[Task details] Look through the lines below and extract each one that contains "контроль".

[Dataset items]
################
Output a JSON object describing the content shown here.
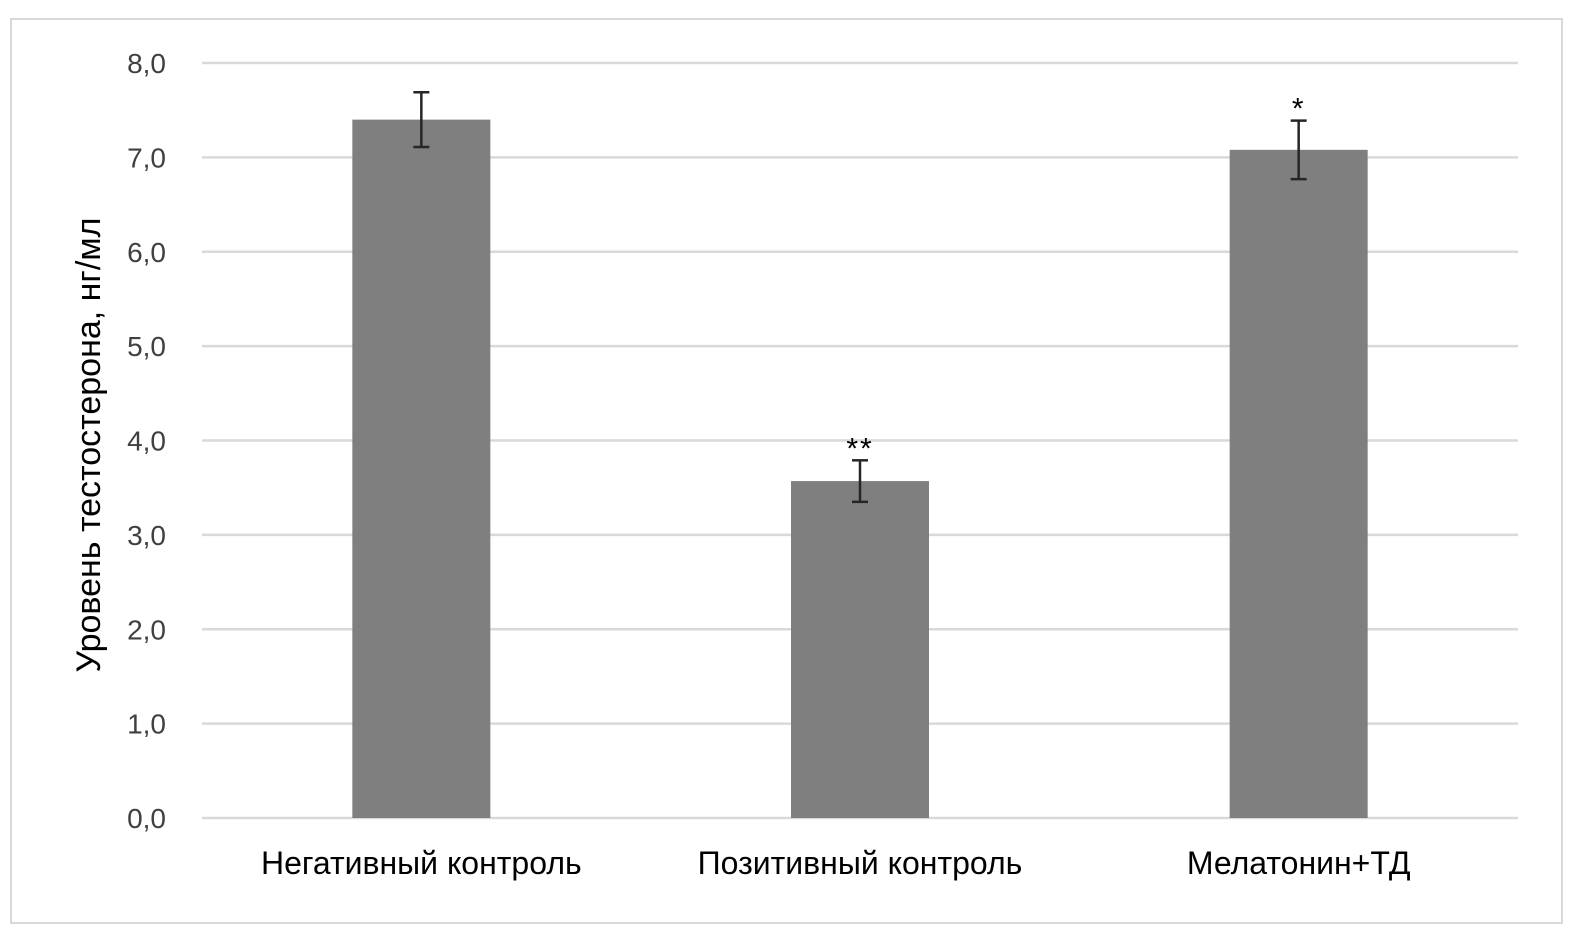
{
  "chart_data": {
    "type": "bar",
    "ylabel": "Уровень тестостерона, нг/мл",
    "categories": [
      "Негативный контроль",
      "Позитивный контроль",
      "Мелатонин+ТД"
    ],
    "values": [
      7.4,
      3.57,
      7.08
    ],
    "errors": [
      0.29,
      0.22,
      0.31
    ],
    "annotations": [
      "",
      "**",
      "*"
    ],
    "ylim": [
      0,
      8
    ],
    "yticks": [
      "0,0",
      "1,0",
      "2,0",
      "3,0",
      "4,0",
      "5,0",
      "6,0",
      "7,0",
      "8,0"
    ],
    "grid": true,
    "bar_color": "#7f7f7f",
    "grid_color": "#d9d9d9",
    "errorbar_color": "#262626"
  }
}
################
[Answer to the exercise]
      "Негативный контроль",
      "Позитивный контроль",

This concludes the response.